■ Directions
Please output every line of the material as it stands, without the pictures.

■ Input rows
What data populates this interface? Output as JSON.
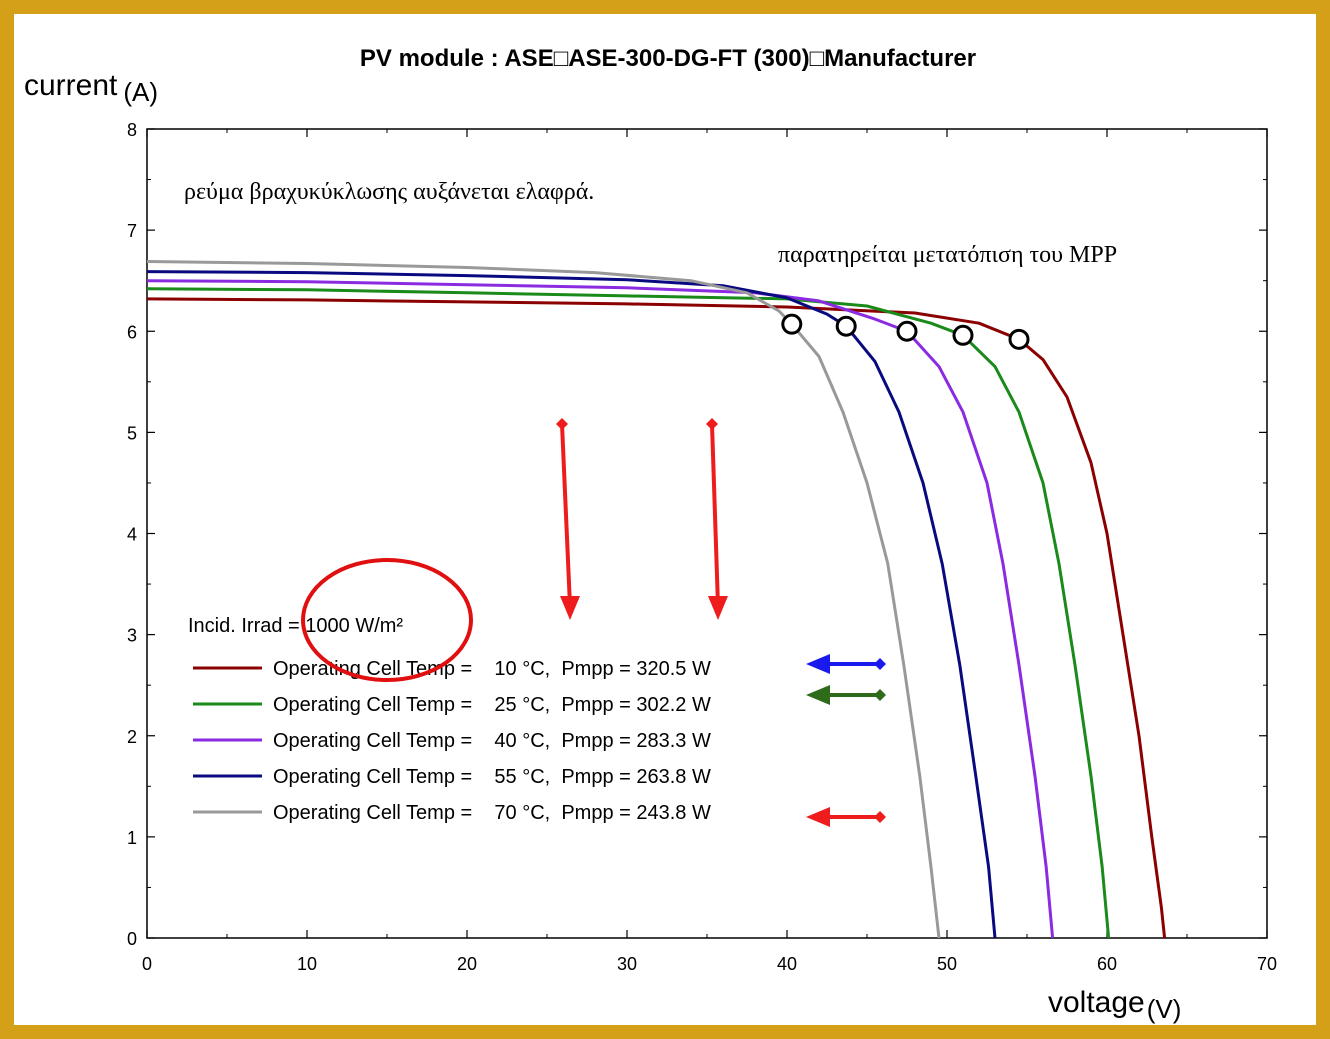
{
  "chart_data": {
    "type": "line",
    "title": "PV module :  ASE□ASE-300-DG-FT (300)□Manufacturer",
    "ylabel": "current",
    "ylabel_unit": "(A)",
    "xlabel": "voltage",
    "xlabel_unit": "(V)",
    "xlim": [
      0,
      70
    ],
    "ylim": [
      0,
      8
    ],
    "x_ticks": [
      0,
      10,
      20,
      30,
      40,
      50,
      60,
      70
    ],
    "y_ticks": [
      0,
      1,
      2,
      3,
      4,
      5,
      6,
      7,
      8
    ],
    "grid": false,
    "legend_title": "Incid. Irrad = 1000 W/m²",
    "series": [
      {
        "name": "Operating Cell Temp =    10 °C,  Pmpp = 320.5 W",
        "color": "#8b0000",
        "points": [
          [
            0,
            6.32
          ],
          [
            10,
            6.31
          ],
          [
            20,
            6.29
          ],
          [
            30,
            6.27
          ],
          [
            40,
            6.24
          ],
          [
            48,
            6.18
          ],
          [
            52,
            6.08
          ],
          [
            54.5,
            5.92
          ],
          [
            56,
            5.72
          ],
          [
            57.5,
            5.35
          ],
          [
            59,
            4.7
          ],
          [
            60,
            4.0
          ],
          [
            61,
            3.0
          ],
          [
            62,
            2.0
          ],
          [
            62.8,
            1.0
          ],
          [
            63.4,
            0.3
          ],
          [
            63.6,
            0
          ]
        ],
        "mpp": [
          54.5,
          5.92
        ]
      },
      {
        "name": "Operating Cell Temp =    25 °C,  Pmpp = 302.2 W",
        "color": "#1a8a1a",
        "points": [
          [
            0,
            6.42
          ],
          [
            10,
            6.41
          ],
          [
            20,
            6.38
          ],
          [
            30,
            6.35
          ],
          [
            40,
            6.32
          ],
          [
            45,
            6.25
          ],
          [
            49,
            6.08
          ],
          [
            51,
            5.96
          ],
          [
            53,
            5.65
          ],
          [
            54.5,
            5.2
          ],
          [
            56,
            4.5
          ],
          [
            57,
            3.7
          ],
          [
            58,
            2.7
          ],
          [
            59,
            1.6
          ],
          [
            59.7,
            0.7
          ],
          [
            60.1,
            0
          ]
        ],
        "mpp": [
          51,
          5.96
        ]
      },
      {
        "name": "Operating Cell Temp =    40 °C,  Pmpp = 283.3 W",
        "color": "#8a2be2",
        "points": [
          [
            0,
            6.5
          ],
          [
            10,
            6.49
          ],
          [
            20,
            6.46
          ],
          [
            30,
            6.43
          ],
          [
            38,
            6.38
          ],
          [
            42,
            6.3
          ],
          [
            45.5,
            6.12
          ],
          [
            47.5,
            6.0
          ],
          [
            49.5,
            5.65
          ],
          [
            51,
            5.2
          ],
          [
            52.5,
            4.5
          ],
          [
            53.5,
            3.7
          ],
          [
            54.5,
            2.7
          ],
          [
            55.5,
            1.6
          ],
          [
            56.2,
            0.7
          ],
          [
            56.6,
            0
          ]
        ],
        "mpp": [
          47.5,
          6.0
        ]
      },
      {
        "name": "Operating Cell Temp =    55 °C,  Pmpp = 263.8 W",
        "color": "#0a0a80",
        "points": [
          [
            0,
            6.59
          ],
          [
            10,
            6.58
          ],
          [
            20,
            6.55
          ],
          [
            30,
            6.51
          ],
          [
            36,
            6.45
          ],
          [
            40,
            6.33
          ],
          [
            42.5,
            6.17
          ],
          [
            43.7,
            6.05
          ],
          [
            45.5,
            5.7
          ],
          [
            47,
            5.2
          ],
          [
            48.5,
            4.5
          ],
          [
            49.7,
            3.7
          ],
          [
            50.8,
            2.7
          ],
          [
            51.8,
            1.6
          ],
          [
            52.6,
            0.7
          ],
          [
            53,
            0
          ]
        ],
        "mpp": [
          43.7,
          6.05
        ]
      },
      {
        "name": "Operating Cell Temp =    70 °C,  Pmpp = 243.8 W",
        "color": "#999999",
        "points": [
          [
            0,
            6.69
          ],
          [
            10,
            6.67
          ],
          [
            20,
            6.63
          ],
          [
            28,
            6.58
          ],
          [
            34,
            6.5
          ],
          [
            37.5,
            6.38
          ],
          [
            39.5,
            6.2
          ],
          [
            40.3,
            6.07
          ],
          [
            42,
            5.75
          ],
          [
            43.5,
            5.2
          ],
          [
            45,
            4.5
          ],
          [
            46.3,
            3.7
          ],
          [
            47.3,
            2.7
          ],
          [
            48.3,
            1.6
          ],
          [
            49,
            0.7
          ],
          [
            49.5,
            0
          ]
        ],
        "mpp": [
          40.3,
          6.07
        ]
      }
    ],
    "annotations": {
      "short_circuit_note": "ρεύμα βραχυκύκλωσης αυξάνεται ελαφρά.",
      "mpp_note": "παρατηρείται μετατόπιση του MPP",
      "arrow_color": "#ee1c1c",
      "circle_color": "#e01010",
      "legend_arrow_colors": [
        "#1a1aee",
        "#2e6b1a",
        "#ee1c1c"
      ]
    }
  }
}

■ Solution
What data populates this interface? Output as JSON.
{
  "chart_data": {
    "type": "line",
    "title": "PV module :  ASE□ASE-300-DG-FT (300)□Manufacturer",
    "ylabel": "current",
    "ylabel_unit": "(A)",
    "xlabel": "voltage",
    "xlabel_unit": "(V)",
    "xlim": [
      0,
      70
    ],
    "ylim": [
      0,
      8
    ],
    "x_ticks": [
      0,
      10,
      20,
      30,
      40,
      50,
      60,
      70
    ],
    "y_ticks": [
      0,
      1,
      2,
      3,
      4,
      5,
      6,
      7,
      8
    ],
    "grid": false,
    "legend_title": "Incid. Irrad = 1000 W/m²",
    "series": [
      {
        "name": "Operating Cell Temp =    10 °C,  Pmpp = 320.5 W",
        "color": "#8b0000",
        "points": [
          [
            0,
            6.32
          ],
          [
            10,
            6.31
          ],
          [
            20,
            6.29
          ],
          [
            30,
            6.27
          ],
          [
            40,
            6.24
          ],
          [
            48,
            6.18
          ],
          [
            52,
            6.08
          ],
          [
            54.5,
            5.92
          ],
          [
            56,
            5.72
          ],
          [
            57.5,
            5.35
          ],
          [
            59,
            4.7
          ],
          [
            60,
            4.0
          ],
          [
            61,
            3.0
          ],
          [
            62,
            2.0
          ],
          [
            62.8,
            1.0
          ],
          [
            63.4,
            0.3
          ],
          [
            63.6,
            0
          ]
        ],
        "mpp": [
          54.5,
          5.92
        ]
      },
      {
        "name": "Operating Cell Temp =    25 °C,  Pmpp = 302.2 W",
        "color": "#1a8a1a",
        "points": [
          [
            0,
            6.42
          ],
          [
            10,
            6.41
          ],
          [
            20,
            6.38
          ],
          [
            30,
            6.35
          ],
          [
            40,
            6.32
          ],
          [
            45,
            6.25
          ],
          [
            49,
            6.08
          ],
          [
            51,
            5.96
          ],
          [
            53,
            5.65
          ],
          [
            54.5,
            5.2
          ],
          [
            56,
            4.5
          ],
          [
            57,
            3.7
          ],
          [
            58,
            2.7
          ],
          [
            59,
            1.6
          ],
          [
            59.7,
            0.7
          ],
          [
            60.1,
            0
          ]
        ],
        "mpp": [
          51,
          5.96
        ]
      },
      {
        "name": "Operating Cell Temp =    40 °C,  Pmpp = 283.3 W",
        "color": "#8a2be2",
        "points": [
          [
            0,
            6.5
          ],
          [
            10,
            6.49
          ],
          [
            20,
            6.46
          ],
          [
            30,
            6.43
          ],
          [
            38,
            6.38
          ],
          [
            42,
            6.3
          ],
          [
            45.5,
            6.12
          ],
          [
            47.5,
            6.0
          ],
          [
            49.5,
            5.65
          ],
          [
            51,
            5.2
          ],
          [
            52.5,
            4.5
          ],
          [
            53.5,
            3.7
          ],
          [
            54.5,
            2.7
          ],
          [
            55.5,
            1.6
          ],
          [
            56.2,
            0.7
          ],
          [
            56.6,
            0
          ]
        ],
        "mpp": [
          47.5,
          6.0
        ]
      },
      {
        "name": "Operating Cell Temp =    55 °C,  Pmpp = 263.8 W",
        "color": "#0a0a80",
        "points": [
          [
            0,
            6.59
          ],
          [
            10,
            6.58
          ],
          [
            20,
            6.55
          ],
          [
            30,
            6.51
          ],
          [
            36,
            6.45
          ],
          [
            40,
            6.33
          ],
          [
            42.5,
            6.17
          ],
          [
            43.7,
            6.05
          ],
          [
            45.5,
            5.7
          ],
          [
            47,
            5.2
          ],
          [
            48.5,
            4.5
          ],
          [
            49.7,
            3.7
          ],
          [
            50.8,
            2.7
          ],
          [
            51.8,
            1.6
          ],
          [
            52.6,
            0.7
          ],
          [
            53,
            0
          ]
        ],
        "mpp": [
          43.7,
          6.05
        ]
      },
      {
        "name": "Operating Cell Temp =    70 °C,  Pmpp = 243.8 W",
        "color": "#999999",
        "points": [
          [
            0,
            6.69
          ],
          [
            10,
            6.67
          ],
          [
            20,
            6.63
          ],
          [
            28,
            6.58
          ],
          [
            34,
            6.5
          ],
          [
            37.5,
            6.38
          ],
          [
            39.5,
            6.2
          ],
          [
            40.3,
            6.07
          ],
          [
            42,
            5.75
          ],
          [
            43.5,
            5.2
          ],
          [
            45,
            4.5
          ],
          [
            46.3,
            3.7
          ],
          [
            47.3,
            2.7
          ],
          [
            48.3,
            1.6
          ],
          [
            49,
            0.7
          ],
          [
            49.5,
            0
          ]
        ],
        "mpp": [
          40.3,
          6.07
        ]
      }
    ],
    "annotations": {
      "short_circuit_note": "ρεύμα βραχυκύκλωσης αυξάνεται ελαφρά.",
      "mpp_note": "παρατηρείται μετατόπιση του MPP",
      "arrow_color": "#ee1c1c",
      "circle_color": "#e01010",
      "legend_arrow_colors": [
        "#1a1aee",
        "#2e6b1a",
        "#ee1c1c"
      ]
    }
  }
}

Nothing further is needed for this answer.